Your task: Write the entries out again exactly as they stand, but without the pictures.

Supplied material:
──────
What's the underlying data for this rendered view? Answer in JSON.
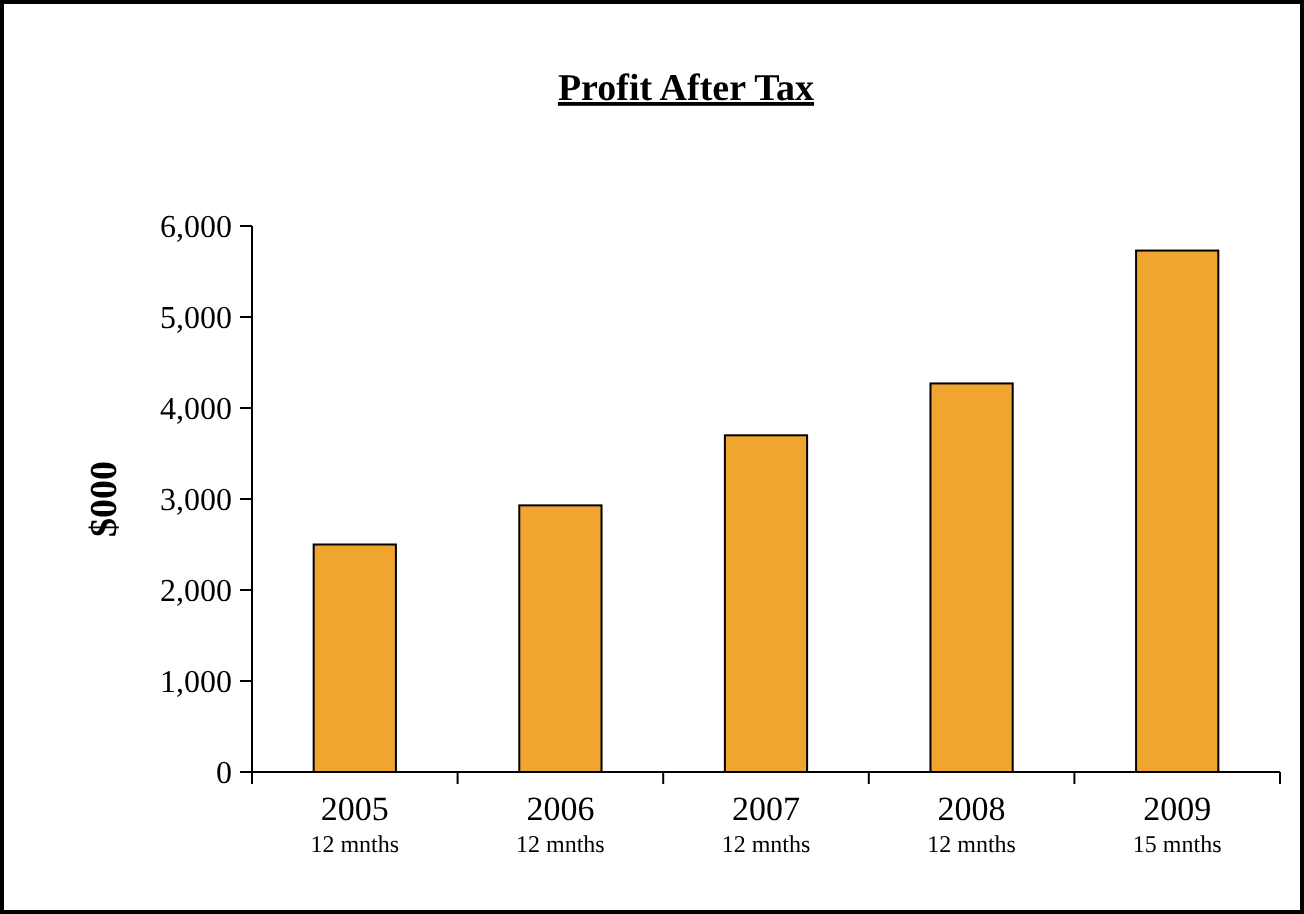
{
  "chart_data": {
    "type": "bar",
    "title": "Profit After Tax",
    "ylabel": "$000",
    "categories": [
      "2005\n12 mnths",
      "2006\n12 mnths",
      "2007\n12 mnths",
      "2008\n12 mnths",
      "2009\n15 mnths"
    ],
    "values": [
      2500,
      2930,
      3700,
      4270,
      5730
    ],
    "color": "#f0a530",
    "ylim": [
      0,
      6000
    ],
    "yticks": [
      {
        "value": 0,
        "label": "0"
      },
      {
        "value": 1000,
        "label": "1,000"
      },
      {
        "value": 2000,
        "label": "2,000"
      },
      {
        "value": 3000,
        "label": "3,000"
      },
      {
        "value": 4000,
        "label": "4,000"
      },
      {
        "value": 5000,
        "label": "5,000"
      },
      {
        "value": 6000,
        "label": "6,000"
      }
    ],
    "grid": false
  }
}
──────
Solution for this task:
What's the underlying data for this rendered view? Answer in JSON.
{
  "chart_data": {
    "type": "bar",
    "title": "Profit After Tax",
    "ylabel": "$000",
    "categories": [
      "2005\n12 mnths",
      "2006\n12 mnths",
      "2007\n12 mnths",
      "2008\n12 mnths",
      "2009\n15 mnths"
    ],
    "values": [
      2500,
      2930,
      3700,
      4270,
      5730
    ],
    "color": "#f0a530",
    "ylim": [
      0,
      6000
    ],
    "yticks": [
      {
        "value": 0,
        "label": "0"
      },
      {
        "value": 1000,
        "label": "1,000"
      },
      {
        "value": 2000,
        "label": "2,000"
      },
      {
        "value": 3000,
        "label": "3,000"
      },
      {
        "value": 4000,
        "label": "4,000"
      },
      {
        "value": 5000,
        "label": "5,000"
      },
      {
        "value": 6000,
        "label": "6,000"
      }
    ],
    "grid": false
  }
}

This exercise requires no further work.